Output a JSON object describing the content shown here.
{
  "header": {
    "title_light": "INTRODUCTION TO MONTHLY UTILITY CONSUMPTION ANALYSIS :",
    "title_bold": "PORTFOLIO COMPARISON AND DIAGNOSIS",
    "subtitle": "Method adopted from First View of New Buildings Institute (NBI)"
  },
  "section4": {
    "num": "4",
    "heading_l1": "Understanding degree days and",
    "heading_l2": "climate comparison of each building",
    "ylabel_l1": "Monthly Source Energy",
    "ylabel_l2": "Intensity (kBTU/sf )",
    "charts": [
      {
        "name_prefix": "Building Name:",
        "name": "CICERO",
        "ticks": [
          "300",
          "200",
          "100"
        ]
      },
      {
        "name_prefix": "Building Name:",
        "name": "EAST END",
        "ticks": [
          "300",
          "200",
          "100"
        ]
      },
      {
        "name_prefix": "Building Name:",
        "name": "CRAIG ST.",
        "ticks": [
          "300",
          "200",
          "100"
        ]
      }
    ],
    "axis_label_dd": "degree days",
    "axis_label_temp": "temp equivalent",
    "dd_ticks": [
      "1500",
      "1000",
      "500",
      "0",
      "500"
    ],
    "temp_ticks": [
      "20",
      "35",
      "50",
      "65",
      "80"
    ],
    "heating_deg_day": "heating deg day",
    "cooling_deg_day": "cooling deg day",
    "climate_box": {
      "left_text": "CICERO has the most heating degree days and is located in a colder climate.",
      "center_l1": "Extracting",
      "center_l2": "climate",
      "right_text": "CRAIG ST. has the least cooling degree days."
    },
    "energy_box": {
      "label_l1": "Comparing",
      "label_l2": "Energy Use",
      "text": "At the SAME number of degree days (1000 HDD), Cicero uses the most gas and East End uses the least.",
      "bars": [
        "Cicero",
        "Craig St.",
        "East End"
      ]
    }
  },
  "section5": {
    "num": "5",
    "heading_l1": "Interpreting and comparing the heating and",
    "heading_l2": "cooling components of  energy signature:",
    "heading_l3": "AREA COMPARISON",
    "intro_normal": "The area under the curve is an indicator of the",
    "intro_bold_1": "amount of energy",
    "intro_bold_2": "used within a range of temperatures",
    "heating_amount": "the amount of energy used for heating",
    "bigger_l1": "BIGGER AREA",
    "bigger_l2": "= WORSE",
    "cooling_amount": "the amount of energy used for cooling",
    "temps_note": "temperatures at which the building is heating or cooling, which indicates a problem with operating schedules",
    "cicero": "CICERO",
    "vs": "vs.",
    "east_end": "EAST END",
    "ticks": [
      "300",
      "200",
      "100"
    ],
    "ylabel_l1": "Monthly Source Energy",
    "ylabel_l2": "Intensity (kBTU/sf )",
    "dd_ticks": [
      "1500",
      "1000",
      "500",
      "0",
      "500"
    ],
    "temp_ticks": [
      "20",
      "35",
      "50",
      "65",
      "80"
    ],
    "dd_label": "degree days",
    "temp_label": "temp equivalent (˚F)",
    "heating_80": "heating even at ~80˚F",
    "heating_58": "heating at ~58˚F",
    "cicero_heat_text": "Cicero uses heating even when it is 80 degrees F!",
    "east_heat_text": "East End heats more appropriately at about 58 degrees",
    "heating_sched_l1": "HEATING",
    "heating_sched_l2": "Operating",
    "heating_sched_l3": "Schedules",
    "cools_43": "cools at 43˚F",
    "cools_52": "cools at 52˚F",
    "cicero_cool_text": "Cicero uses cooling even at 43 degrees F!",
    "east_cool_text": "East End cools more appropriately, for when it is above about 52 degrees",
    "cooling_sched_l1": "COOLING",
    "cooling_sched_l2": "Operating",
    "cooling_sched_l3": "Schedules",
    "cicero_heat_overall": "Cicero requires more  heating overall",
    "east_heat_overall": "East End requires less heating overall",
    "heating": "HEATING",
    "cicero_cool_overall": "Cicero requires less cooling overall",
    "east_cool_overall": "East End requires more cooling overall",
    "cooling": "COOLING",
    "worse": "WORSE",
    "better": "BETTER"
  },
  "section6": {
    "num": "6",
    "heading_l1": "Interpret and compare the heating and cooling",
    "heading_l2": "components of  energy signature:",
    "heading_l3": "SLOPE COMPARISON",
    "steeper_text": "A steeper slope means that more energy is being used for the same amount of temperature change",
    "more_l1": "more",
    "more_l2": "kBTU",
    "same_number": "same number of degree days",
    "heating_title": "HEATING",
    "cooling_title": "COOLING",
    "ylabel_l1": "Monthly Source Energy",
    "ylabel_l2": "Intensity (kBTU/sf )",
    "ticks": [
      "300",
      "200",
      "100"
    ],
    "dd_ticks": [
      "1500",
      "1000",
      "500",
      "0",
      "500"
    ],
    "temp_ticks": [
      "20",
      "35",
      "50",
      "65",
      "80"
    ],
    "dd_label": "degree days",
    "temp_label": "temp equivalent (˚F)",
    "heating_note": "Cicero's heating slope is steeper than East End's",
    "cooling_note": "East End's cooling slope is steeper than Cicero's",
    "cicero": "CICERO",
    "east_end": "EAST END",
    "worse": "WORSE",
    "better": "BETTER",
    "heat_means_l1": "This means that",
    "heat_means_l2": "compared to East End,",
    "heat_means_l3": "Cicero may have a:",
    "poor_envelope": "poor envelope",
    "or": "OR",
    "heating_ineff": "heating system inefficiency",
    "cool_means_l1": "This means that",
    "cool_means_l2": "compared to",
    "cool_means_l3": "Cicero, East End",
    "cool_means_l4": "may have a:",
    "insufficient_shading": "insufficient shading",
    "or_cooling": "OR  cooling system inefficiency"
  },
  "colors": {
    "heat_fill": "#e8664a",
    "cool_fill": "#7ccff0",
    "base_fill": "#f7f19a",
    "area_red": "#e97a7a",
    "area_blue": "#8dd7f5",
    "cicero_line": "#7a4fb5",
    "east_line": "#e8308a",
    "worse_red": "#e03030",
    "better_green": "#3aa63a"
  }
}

# Task directions:
State how many lines of the records hold the string "appropriately", and nothing else.

# Solution to the exercise:
2